Records from a data source:
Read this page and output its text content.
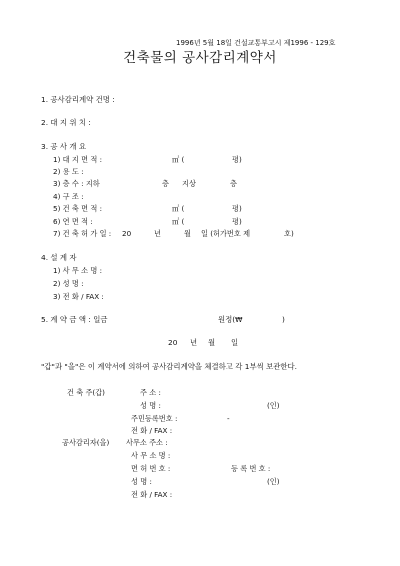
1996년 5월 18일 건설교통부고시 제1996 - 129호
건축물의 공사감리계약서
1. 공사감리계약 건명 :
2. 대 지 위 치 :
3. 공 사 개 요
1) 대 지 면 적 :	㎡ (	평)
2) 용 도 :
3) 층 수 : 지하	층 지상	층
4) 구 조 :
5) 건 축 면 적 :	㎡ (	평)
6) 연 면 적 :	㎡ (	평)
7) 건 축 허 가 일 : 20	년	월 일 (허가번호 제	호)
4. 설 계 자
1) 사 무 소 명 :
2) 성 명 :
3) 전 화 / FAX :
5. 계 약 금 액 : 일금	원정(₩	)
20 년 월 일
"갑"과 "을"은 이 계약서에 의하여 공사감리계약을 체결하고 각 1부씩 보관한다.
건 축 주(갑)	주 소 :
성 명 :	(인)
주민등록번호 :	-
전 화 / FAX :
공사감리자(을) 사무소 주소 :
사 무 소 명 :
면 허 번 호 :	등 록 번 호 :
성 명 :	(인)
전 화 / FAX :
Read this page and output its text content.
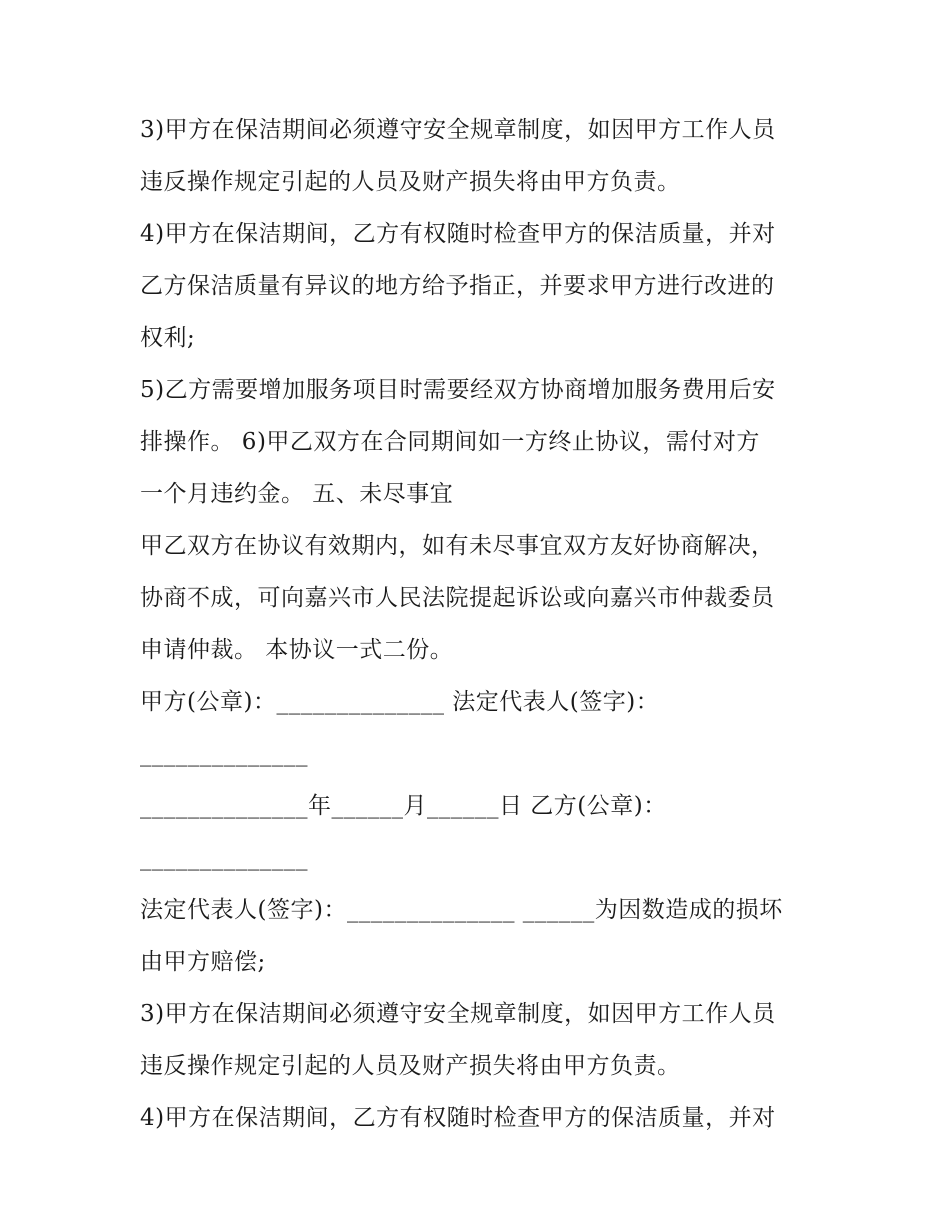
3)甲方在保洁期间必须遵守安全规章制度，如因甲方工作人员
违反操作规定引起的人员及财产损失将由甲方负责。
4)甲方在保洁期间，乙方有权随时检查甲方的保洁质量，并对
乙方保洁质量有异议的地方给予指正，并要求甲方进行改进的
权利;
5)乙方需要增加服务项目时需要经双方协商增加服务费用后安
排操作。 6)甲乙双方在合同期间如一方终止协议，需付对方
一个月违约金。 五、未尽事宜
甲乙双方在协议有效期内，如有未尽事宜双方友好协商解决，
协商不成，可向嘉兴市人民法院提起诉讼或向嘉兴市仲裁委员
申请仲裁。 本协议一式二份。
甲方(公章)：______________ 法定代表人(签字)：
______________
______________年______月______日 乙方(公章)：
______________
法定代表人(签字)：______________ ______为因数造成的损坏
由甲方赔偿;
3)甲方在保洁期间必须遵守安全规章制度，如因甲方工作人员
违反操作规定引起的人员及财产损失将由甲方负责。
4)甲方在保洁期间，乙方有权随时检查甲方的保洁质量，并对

• WHAT YOU ARE ASKED TO DO: Repeat each entry exactly. Pictures do not belong in the copy.

• FULL ANSWER:
Read this page and output its text content.
1996년 5월 18일 건설교통부고시 제1996 - 129호
건축물의 공사감리계약서
1. 공사감리계약 건명 :
2. 대 지 위 치 :
3. 공 사 개 요
1) 대 지 면 적 :	㎡ (	평)
2) 용 도 :
3) 층 수 : 지하	층 지상	층
4) 구 조 :
5) 건 축 면 적 :	㎡ (	평)
6) 연 면 적 :	㎡ (	평)
7) 건 축 허 가 일 : 20	년	월 일 (허가번호 제	호)
4. 설 계 자
1) 사 무 소 명 :
2) 성 명 :
3) 전 화 / FAX :
5. 계 약 금 액 : 일금	원정(₩	)
20 년 월 일
"갑"과 "을"은 이 계약서에 의하여 공사감리계약을 체결하고 각 1부씩 보관한다.
건 축 주(갑)	주 소 :
성 명 :	(인)
주민등록번호 :	-
전 화 / FAX :
공사감리자(을) 사무소 주소 :
사 무 소 명 :
면 허 번 호 :	등 록 번 호 :
성 명 :	(인)
전 화 / FAX :
Read this page and output its text content.
3)甲方在保洁期间必须遵守安全规章制度，如因甲方工作人员
违反操作规定引起的人员及财产损失将由甲方负责。
4)甲方在保洁期间，乙方有权随时检查甲方的保洁质量，并对
乙方保洁质量有异议的地方给予指正，并要求甲方进行改进的
权利;
5)乙方需要增加服务项目时需要经双方协商增加服务费用后安
排操作。 6)甲乙双方在合同期间如一方终止协议，需付对方
一个月违约金。 五、未尽事宜
甲乙双方在协议有效期内，如有未尽事宜双方友好协商解决，
协商不成，可向嘉兴市人民法院提起诉讼或向嘉兴市仲裁委员
申请仲裁。 本协议一式二份。
甲方(公章)：______________ 法定代表人(签字)：
______________
______________年______月______日 乙方(公章)：
______________
法定代表人(签字)：______________ ______为因数造成的损坏
由甲方赔偿;
3)甲方在保洁期间必须遵守安全规章制度，如因甲方工作人员
违反操作规定引起的人员及财产损失将由甲方负责。
4)甲方在保洁期间，乙方有权随时检查甲方的保洁质量，并对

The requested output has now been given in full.